-- OBJECTIVE --
Look over the lines below. Report each one that includes the string "tích".

================================

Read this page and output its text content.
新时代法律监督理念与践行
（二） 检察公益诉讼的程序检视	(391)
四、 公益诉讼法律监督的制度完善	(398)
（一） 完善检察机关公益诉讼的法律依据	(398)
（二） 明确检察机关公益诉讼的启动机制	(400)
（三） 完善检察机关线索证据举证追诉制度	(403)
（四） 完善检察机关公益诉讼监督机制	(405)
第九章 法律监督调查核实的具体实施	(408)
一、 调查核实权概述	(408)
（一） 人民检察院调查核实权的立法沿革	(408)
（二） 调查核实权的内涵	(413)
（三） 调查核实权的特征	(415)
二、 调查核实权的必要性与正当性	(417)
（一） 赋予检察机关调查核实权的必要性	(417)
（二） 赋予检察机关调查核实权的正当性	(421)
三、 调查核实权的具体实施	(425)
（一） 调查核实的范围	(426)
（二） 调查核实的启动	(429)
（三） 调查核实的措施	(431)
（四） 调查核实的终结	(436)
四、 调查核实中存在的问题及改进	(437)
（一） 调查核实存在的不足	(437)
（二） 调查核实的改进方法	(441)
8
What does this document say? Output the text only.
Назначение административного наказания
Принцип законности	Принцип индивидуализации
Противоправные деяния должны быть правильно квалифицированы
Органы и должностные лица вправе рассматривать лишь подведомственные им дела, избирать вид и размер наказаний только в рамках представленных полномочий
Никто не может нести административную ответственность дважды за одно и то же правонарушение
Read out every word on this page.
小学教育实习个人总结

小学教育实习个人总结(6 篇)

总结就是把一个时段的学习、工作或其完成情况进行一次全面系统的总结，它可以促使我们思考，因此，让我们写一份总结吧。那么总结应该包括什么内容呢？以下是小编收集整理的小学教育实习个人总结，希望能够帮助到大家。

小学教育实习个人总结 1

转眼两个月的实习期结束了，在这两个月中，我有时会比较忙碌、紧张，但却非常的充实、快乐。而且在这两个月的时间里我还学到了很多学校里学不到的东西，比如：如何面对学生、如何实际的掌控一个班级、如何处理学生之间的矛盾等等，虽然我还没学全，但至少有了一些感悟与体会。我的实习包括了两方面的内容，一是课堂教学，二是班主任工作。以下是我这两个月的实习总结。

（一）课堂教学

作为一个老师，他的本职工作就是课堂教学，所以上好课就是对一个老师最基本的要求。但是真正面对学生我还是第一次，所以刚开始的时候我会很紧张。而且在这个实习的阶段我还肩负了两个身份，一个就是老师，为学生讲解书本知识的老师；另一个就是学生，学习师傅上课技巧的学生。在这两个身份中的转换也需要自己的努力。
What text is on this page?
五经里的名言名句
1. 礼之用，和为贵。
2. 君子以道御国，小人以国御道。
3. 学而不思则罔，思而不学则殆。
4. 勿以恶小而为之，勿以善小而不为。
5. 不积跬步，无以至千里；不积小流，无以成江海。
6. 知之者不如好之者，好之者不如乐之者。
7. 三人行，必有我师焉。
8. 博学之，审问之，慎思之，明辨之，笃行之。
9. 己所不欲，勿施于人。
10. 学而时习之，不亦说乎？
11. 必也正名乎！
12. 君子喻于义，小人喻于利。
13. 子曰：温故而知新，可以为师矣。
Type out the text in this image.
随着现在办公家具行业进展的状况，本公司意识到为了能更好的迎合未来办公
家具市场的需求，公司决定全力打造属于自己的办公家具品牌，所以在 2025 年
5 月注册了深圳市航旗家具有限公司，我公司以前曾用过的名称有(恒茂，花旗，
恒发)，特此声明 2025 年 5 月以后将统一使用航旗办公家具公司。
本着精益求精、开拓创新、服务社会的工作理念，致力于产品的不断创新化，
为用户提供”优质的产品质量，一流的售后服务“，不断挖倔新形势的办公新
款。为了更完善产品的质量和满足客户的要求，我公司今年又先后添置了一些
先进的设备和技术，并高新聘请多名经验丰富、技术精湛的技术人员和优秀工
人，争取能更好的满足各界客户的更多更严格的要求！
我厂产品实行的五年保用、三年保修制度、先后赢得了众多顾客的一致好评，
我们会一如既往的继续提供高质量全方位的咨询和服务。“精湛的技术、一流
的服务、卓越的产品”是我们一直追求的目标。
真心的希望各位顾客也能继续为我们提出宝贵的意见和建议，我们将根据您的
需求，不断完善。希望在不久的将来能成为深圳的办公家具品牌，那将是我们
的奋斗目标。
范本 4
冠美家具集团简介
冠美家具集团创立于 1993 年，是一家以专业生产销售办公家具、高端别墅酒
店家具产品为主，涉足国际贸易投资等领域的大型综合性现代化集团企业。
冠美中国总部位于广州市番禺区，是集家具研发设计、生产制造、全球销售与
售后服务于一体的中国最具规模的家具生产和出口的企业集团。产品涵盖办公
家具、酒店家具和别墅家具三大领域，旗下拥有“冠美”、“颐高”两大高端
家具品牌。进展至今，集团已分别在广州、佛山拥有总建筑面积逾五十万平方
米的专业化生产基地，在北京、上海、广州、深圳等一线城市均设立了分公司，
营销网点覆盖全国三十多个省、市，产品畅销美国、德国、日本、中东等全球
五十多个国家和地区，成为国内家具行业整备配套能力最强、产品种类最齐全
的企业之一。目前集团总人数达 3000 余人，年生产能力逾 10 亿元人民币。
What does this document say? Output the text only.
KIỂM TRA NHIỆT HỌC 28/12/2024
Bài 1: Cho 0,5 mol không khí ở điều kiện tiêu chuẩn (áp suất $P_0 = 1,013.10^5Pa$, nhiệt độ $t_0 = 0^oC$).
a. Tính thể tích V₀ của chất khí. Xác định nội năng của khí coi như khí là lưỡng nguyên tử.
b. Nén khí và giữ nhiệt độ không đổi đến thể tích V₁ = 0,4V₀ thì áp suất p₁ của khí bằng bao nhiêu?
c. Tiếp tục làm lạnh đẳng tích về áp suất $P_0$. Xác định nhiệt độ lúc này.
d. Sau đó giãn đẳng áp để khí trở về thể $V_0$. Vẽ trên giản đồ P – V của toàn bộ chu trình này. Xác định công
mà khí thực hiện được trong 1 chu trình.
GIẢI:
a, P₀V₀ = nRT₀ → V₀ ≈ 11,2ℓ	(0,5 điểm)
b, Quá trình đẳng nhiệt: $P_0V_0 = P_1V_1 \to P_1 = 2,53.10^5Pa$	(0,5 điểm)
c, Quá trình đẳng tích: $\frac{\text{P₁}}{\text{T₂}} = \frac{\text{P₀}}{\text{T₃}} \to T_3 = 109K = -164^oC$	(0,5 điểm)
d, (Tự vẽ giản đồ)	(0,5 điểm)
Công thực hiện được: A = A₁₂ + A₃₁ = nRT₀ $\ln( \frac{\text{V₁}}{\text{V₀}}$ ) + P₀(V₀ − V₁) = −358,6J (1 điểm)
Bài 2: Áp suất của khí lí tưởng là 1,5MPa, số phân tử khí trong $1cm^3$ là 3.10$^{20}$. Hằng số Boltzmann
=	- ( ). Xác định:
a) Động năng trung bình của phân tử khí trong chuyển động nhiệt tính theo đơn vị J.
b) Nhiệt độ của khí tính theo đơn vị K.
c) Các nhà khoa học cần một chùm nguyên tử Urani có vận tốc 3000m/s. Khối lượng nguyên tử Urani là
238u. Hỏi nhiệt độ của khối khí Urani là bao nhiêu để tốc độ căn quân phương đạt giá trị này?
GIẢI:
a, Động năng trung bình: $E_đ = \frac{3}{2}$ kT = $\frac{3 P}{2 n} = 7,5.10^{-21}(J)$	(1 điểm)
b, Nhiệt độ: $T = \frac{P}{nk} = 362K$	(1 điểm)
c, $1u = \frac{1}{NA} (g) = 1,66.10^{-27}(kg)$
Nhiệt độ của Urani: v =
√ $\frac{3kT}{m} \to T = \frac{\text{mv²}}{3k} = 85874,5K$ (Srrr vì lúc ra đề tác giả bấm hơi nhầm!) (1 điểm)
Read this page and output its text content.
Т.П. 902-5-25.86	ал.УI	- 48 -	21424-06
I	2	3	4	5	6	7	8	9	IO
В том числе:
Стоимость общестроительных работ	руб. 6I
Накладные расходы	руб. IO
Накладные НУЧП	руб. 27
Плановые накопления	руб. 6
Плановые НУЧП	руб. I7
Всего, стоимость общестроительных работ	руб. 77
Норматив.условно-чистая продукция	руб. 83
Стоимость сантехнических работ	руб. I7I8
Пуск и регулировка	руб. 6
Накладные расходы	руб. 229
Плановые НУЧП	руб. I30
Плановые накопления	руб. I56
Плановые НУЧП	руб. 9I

================================

-- RIGHT ANSWER --
a. Tính thể tích V₀ của chất khí. Xác định nội năng của khí coi như khí là lưỡng nguyên tử.
b. Nén khí và giữ nhiệt độ không đổi đến thể tích V₁ = 0,4V₀ thì áp suất p₁ của khí bằng bao nhiêu?
c. Tiếp tục làm lạnh đẳng tích về áp suất $P_0$. Xác định nhiệt độ lúc này.
c, Quá trình đẳng tích: $\frac{\text{P₁}}{\text{T₂}} = \frac{\text{P₀}}{\text{T₃}} \to T_3 = 109K = -164^oC$	(0,5 điểm)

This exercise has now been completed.